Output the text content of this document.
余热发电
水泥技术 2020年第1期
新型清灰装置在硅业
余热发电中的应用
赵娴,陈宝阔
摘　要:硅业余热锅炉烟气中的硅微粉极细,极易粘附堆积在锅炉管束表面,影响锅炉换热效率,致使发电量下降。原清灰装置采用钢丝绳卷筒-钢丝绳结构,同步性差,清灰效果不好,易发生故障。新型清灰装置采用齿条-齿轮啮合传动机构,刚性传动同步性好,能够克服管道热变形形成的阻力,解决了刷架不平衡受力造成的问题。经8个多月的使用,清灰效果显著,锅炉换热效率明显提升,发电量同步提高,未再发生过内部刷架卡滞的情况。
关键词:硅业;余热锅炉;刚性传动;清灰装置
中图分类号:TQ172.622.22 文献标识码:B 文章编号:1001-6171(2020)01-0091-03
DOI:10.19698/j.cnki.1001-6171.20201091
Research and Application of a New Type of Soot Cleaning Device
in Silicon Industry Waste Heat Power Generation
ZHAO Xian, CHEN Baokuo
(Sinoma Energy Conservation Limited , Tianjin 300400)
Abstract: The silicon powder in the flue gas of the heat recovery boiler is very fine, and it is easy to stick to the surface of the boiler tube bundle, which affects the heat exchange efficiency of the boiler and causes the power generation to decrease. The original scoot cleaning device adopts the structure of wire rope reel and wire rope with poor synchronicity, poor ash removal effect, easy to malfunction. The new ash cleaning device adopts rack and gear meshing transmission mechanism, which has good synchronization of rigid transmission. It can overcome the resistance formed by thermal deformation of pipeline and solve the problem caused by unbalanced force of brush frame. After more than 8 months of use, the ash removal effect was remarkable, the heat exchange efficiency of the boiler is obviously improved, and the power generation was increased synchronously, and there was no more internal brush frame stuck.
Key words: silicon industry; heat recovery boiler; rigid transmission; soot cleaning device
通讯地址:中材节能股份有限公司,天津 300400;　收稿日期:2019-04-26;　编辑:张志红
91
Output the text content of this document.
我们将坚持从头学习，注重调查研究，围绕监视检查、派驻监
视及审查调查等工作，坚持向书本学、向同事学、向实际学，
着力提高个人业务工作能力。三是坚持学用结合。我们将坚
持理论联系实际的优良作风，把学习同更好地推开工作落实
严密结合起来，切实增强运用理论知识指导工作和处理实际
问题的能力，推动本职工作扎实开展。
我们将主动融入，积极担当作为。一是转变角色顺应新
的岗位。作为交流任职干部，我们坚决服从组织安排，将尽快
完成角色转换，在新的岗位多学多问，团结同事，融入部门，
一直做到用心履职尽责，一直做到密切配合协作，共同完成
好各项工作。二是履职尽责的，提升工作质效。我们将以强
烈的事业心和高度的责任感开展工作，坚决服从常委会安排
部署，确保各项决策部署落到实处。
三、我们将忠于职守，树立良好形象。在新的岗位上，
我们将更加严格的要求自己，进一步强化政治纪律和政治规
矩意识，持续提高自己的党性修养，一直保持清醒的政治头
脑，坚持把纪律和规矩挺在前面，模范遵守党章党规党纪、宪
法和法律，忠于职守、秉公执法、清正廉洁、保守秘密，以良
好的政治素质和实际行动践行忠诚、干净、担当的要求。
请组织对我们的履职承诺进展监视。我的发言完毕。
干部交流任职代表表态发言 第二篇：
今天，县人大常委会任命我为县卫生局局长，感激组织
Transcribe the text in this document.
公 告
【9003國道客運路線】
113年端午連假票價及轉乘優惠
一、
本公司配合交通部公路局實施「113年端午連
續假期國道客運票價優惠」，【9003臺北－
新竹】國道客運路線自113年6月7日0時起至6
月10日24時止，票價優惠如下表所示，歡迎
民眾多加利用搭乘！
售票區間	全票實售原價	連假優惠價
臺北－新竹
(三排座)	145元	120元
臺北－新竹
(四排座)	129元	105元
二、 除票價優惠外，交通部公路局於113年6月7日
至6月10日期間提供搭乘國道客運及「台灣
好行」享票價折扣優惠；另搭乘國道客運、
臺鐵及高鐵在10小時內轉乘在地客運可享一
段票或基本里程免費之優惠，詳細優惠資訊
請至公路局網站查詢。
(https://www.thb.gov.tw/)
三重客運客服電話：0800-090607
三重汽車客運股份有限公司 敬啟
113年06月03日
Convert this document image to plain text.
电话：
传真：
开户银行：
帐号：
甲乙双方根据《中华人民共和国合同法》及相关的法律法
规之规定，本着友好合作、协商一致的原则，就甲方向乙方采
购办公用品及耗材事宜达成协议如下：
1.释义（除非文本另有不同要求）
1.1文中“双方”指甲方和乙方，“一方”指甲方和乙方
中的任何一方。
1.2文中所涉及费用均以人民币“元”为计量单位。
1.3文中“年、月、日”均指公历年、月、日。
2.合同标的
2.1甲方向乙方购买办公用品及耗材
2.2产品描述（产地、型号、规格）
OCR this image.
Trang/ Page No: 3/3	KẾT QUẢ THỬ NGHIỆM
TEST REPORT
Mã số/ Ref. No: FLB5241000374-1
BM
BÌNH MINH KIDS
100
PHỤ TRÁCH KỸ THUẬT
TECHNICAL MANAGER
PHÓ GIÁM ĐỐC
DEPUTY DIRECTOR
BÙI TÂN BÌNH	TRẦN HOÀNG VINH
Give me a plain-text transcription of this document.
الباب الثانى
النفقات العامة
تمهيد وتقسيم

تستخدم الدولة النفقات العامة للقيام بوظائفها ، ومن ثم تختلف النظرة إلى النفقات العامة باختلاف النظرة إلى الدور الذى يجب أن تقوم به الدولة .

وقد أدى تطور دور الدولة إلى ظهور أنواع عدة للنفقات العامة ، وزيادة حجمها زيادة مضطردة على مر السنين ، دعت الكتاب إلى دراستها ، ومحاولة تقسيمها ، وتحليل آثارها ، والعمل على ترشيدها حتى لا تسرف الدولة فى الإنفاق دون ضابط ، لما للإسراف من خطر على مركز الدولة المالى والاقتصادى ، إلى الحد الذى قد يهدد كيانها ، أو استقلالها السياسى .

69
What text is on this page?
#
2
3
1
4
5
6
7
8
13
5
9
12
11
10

> [What is expected]: Copy out each line of the data where the string "this" appears.

> [Written response]:
Output the text content of this document.
Output the text content of this document.
Transcribe the text in this document.
Convert this document image to plain text.
OCR this image.
Give me a plain-text transcription of this document.
What text is on this page?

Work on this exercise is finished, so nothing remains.